begin Exercise materials

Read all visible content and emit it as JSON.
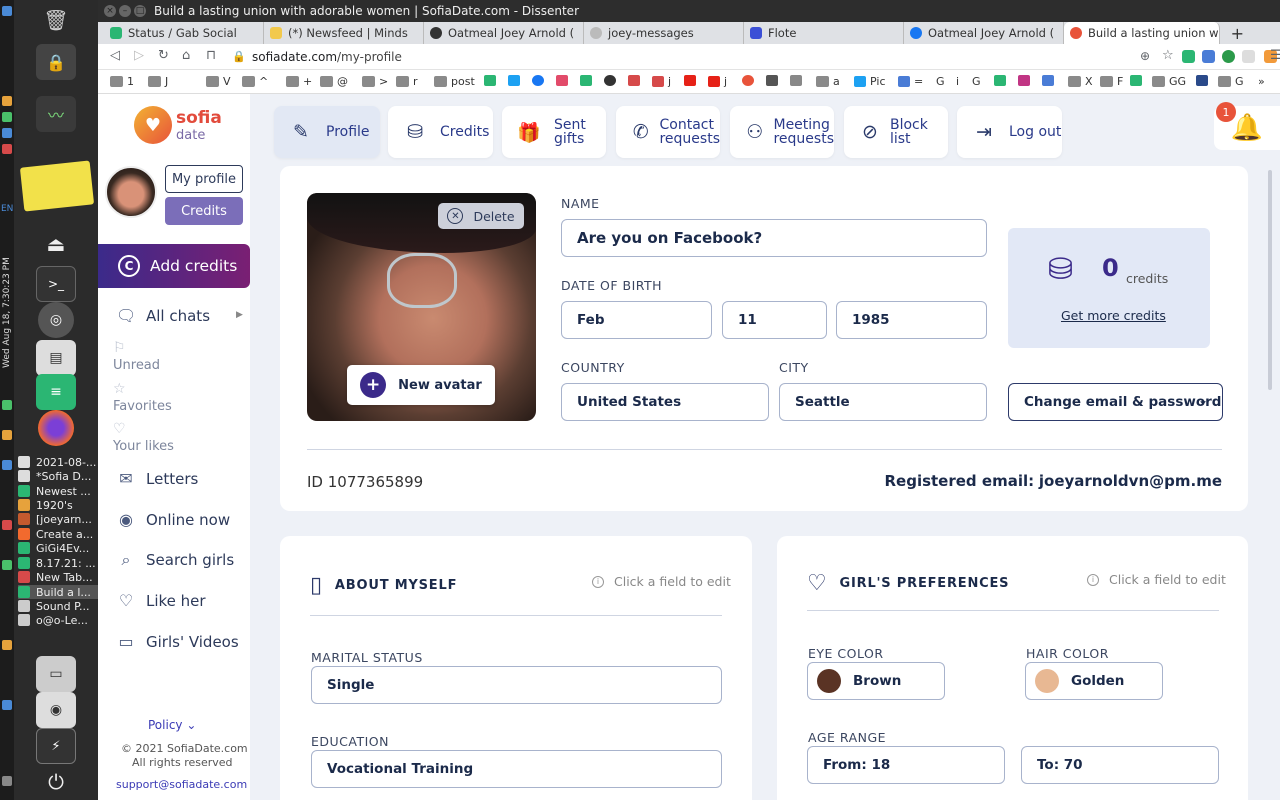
{
  "dock": {
    "clock": "Wed Aug 18,  7:30:23 PM",
    "lang": "EN"
  },
  "launcher": {
    "windows": [
      "2021-08-...",
      "*Sofia D...",
      "Newest ...",
      "1920's",
      "[joeyarn...",
      "Create a...",
      "GiGi4Ev...",
      "8.17.21: ...",
      "New Tab...",
      "Build a l...",
      "Sound P...",
      "o@o-Le..."
    ]
  },
  "browser": {
    "title": "Build a lasting union with adorable women | SofiaDate.com - Dissenter",
    "tabs": [
      "Status / Gab Social",
      "(*) Newsfeed | Minds",
      "Oatmeal Joey Arnold (",
      "joey-messages",
      "Flote",
      "Oatmeal Joey Arnold (",
      "Build a lasting union w"
    ],
    "url_host": "sofiadate.com",
    "url_path": "/my-profile",
    "bookmarks": [
      "1",
      "J",
      "V",
      "^",
      "+",
      "@",
      ">",
      "r",
      "post",
      "j",
      "j",
      "a",
      "Pic",
      "=",
      "G",
      "i",
      "G",
      "X",
      "F",
      "GG",
      "G"
    ],
    "colors": {
      "accent": "#3b2a8a",
      "danger": "#e8533a"
    }
  },
  "sidebar": {
    "logo_line1": "sofia",
    "logo_line2": "date",
    "my_profile": "My profile",
    "credits": "Credits",
    "add_credits": "Add credits",
    "all_chats": "All chats",
    "unread": "Unread",
    "favorites": "Favorites",
    "your_likes": "Your likes",
    "letters": "Letters",
    "online_now": "Online now",
    "search_girls": "Search girls",
    "like_her": "Like her",
    "girls_videos": "Girls' Videos",
    "policy": "Policy",
    "copyright": "© 2021 SofiaDate.com",
    "rights": "All rights reserved",
    "support": "support@sofiadate.com"
  },
  "topnav": {
    "profile": "Profile",
    "credits": "Credits",
    "sent_gifts_1": "Sent",
    "sent_gifts_2": "gifts",
    "contact_1": "Contact",
    "contact_2": "requests",
    "meeting_1": "Meeting",
    "meeting_2": "requests",
    "block_list": "Block list",
    "log_out": "Log out",
    "notif_count": "1"
  },
  "profile": {
    "delete": "Delete",
    "new_avatar": "New avatar",
    "name_label": "NAME",
    "name": "Are you on Facebook?",
    "dob_label": "DATE OF BIRTH",
    "dob_month": "Feb",
    "dob_day": "11",
    "dob_year": "1985",
    "country_label": "COUNTRY",
    "country": "United States",
    "city_label": "CITY",
    "city": "Seattle",
    "credits_count": "0",
    "credits_word": "credits",
    "get_more": "Get more credits",
    "change_email": "Change email & password",
    "id_text": "ID 1077365899",
    "reg_email_label": "Registered email:",
    "reg_email": "joeyarnoldvn@pm.me"
  },
  "about": {
    "title": "ABOUT MYSELF",
    "hint": "Click a field to edit",
    "marital_label": "MARITAL STATUS",
    "marital": "Single",
    "education_label": "EDUCATION",
    "education": "Vocational Training"
  },
  "prefs": {
    "title": "GIRL'S PREFERENCES",
    "hint": "Click a field to edit",
    "eye_label": "EYE COLOR",
    "eye": "Brown",
    "eye_color": "#5a3324",
    "hair_label": "HAIR COLOR",
    "hair": "Golden",
    "hair_color": "#e8b893",
    "age_label": "AGE RANGE",
    "age_from": "From: 18",
    "age_to": "To: 70"
  }
}
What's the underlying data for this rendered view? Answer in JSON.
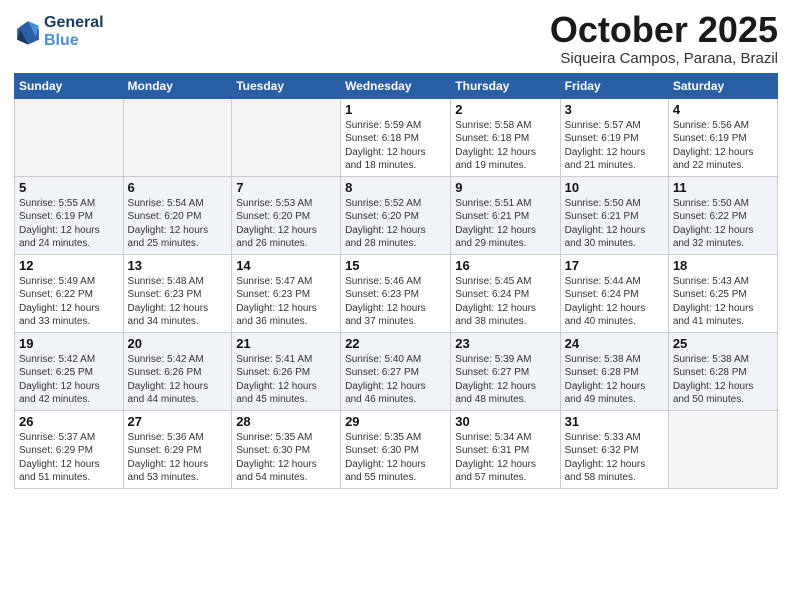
{
  "header": {
    "logo_line1": "General",
    "logo_line2": "Blue",
    "month": "October 2025",
    "location": "Siqueira Campos, Parana, Brazil"
  },
  "days_of_week": [
    "Sunday",
    "Monday",
    "Tuesday",
    "Wednesday",
    "Thursday",
    "Friday",
    "Saturday"
  ],
  "weeks": [
    [
      {
        "day": "",
        "info": ""
      },
      {
        "day": "",
        "info": ""
      },
      {
        "day": "",
        "info": ""
      },
      {
        "day": "1",
        "info": "Sunrise: 5:59 AM\nSunset: 6:18 PM\nDaylight: 12 hours\nand 18 minutes."
      },
      {
        "day": "2",
        "info": "Sunrise: 5:58 AM\nSunset: 6:18 PM\nDaylight: 12 hours\nand 19 minutes."
      },
      {
        "day": "3",
        "info": "Sunrise: 5:57 AM\nSunset: 6:19 PM\nDaylight: 12 hours\nand 21 minutes."
      },
      {
        "day": "4",
        "info": "Sunrise: 5:56 AM\nSunset: 6:19 PM\nDaylight: 12 hours\nand 22 minutes."
      }
    ],
    [
      {
        "day": "5",
        "info": "Sunrise: 5:55 AM\nSunset: 6:19 PM\nDaylight: 12 hours\nand 24 minutes."
      },
      {
        "day": "6",
        "info": "Sunrise: 5:54 AM\nSunset: 6:20 PM\nDaylight: 12 hours\nand 25 minutes."
      },
      {
        "day": "7",
        "info": "Sunrise: 5:53 AM\nSunset: 6:20 PM\nDaylight: 12 hours\nand 26 minutes."
      },
      {
        "day": "8",
        "info": "Sunrise: 5:52 AM\nSunset: 6:20 PM\nDaylight: 12 hours\nand 28 minutes."
      },
      {
        "day": "9",
        "info": "Sunrise: 5:51 AM\nSunset: 6:21 PM\nDaylight: 12 hours\nand 29 minutes."
      },
      {
        "day": "10",
        "info": "Sunrise: 5:50 AM\nSunset: 6:21 PM\nDaylight: 12 hours\nand 30 minutes."
      },
      {
        "day": "11",
        "info": "Sunrise: 5:50 AM\nSunset: 6:22 PM\nDaylight: 12 hours\nand 32 minutes."
      }
    ],
    [
      {
        "day": "12",
        "info": "Sunrise: 5:49 AM\nSunset: 6:22 PM\nDaylight: 12 hours\nand 33 minutes."
      },
      {
        "day": "13",
        "info": "Sunrise: 5:48 AM\nSunset: 6:23 PM\nDaylight: 12 hours\nand 34 minutes."
      },
      {
        "day": "14",
        "info": "Sunrise: 5:47 AM\nSunset: 6:23 PM\nDaylight: 12 hours\nand 36 minutes."
      },
      {
        "day": "15",
        "info": "Sunrise: 5:46 AM\nSunset: 6:23 PM\nDaylight: 12 hours\nand 37 minutes."
      },
      {
        "day": "16",
        "info": "Sunrise: 5:45 AM\nSunset: 6:24 PM\nDaylight: 12 hours\nand 38 minutes."
      },
      {
        "day": "17",
        "info": "Sunrise: 5:44 AM\nSunset: 6:24 PM\nDaylight: 12 hours\nand 40 minutes."
      },
      {
        "day": "18",
        "info": "Sunrise: 5:43 AM\nSunset: 6:25 PM\nDaylight: 12 hours\nand 41 minutes."
      }
    ],
    [
      {
        "day": "19",
        "info": "Sunrise: 5:42 AM\nSunset: 6:25 PM\nDaylight: 12 hours\nand 42 minutes."
      },
      {
        "day": "20",
        "info": "Sunrise: 5:42 AM\nSunset: 6:26 PM\nDaylight: 12 hours\nand 44 minutes."
      },
      {
        "day": "21",
        "info": "Sunrise: 5:41 AM\nSunset: 6:26 PM\nDaylight: 12 hours\nand 45 minutes."
      },
      {
        "day": "22",
        "info": "Sunrise: 5:40 AM\nSunset: 6:27 PM\nDaylight: 12 hours\nand 46 minutes."
      },
      {
        "day": "23",
        "info": "Sunrise: 5:39 AM\nSunset: 6:27 PM\nDaylight: 12 hours\nand 48 minutes."
      },
      {
        "day": "24",
        "info": "Sunrise: 5:38 AM\nSunset: 6:28 PM\nDaylight: 12 hours\nand 49 minutes."
      },
      {
        "day": "25",
        "info": "Sunrise: 5:38 AM\nSunset: 6:28 PM\nDaylight: 12 hours\nand 50 minutes."
      }
    ],
    [
      {
        "day": "26",
        "info": "Sunrise: 5:37 AM\nSunset: 6:29 PM\nDaylight: 12 hours\nand 51 minutes."
      },
      {
        "day": "27",
        "info": "Sunrise: 5:36 AM\nSunset: 6:29 PM\nDaylight: 12 hours\nand 53 minutes."
      },
      {
        "day": "28",
        "info": "Sunrise: 5:35 AM\nSunset: 6:30 PM\nDaylight: 12 hours\nand 54 minutes."
      },
      {
        "day": "29",
        "info": "Sunrise: 5:35 AM\nSunset: 6:30 PM\nDaylight: 12 hours\nand 55 minutes."
      },
      {
        "day": "30",
        "info": "Sunrise: 5:34 AM\nSunset: 6:31 PM\nDaylight: 12 hours\nand 57 minutes."
      },
      {
        "day": "31",
        "info": "Sunrise: 5:33 AM\nSunset: 6:32 PM\nDaylight: 12 hours\nand 58 minutes."
      },
      {
        "day": "",
        "info": ""
      }
    ]
  ]
}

end Exercise materials

Pull out every line holding "Build" from the records above, and copy it.

Result of this task
      "Build a l...",
    "title": "Build a lasting union with adorable women | SofiaDate.com - Dissenter",
      "Build a lasting union w"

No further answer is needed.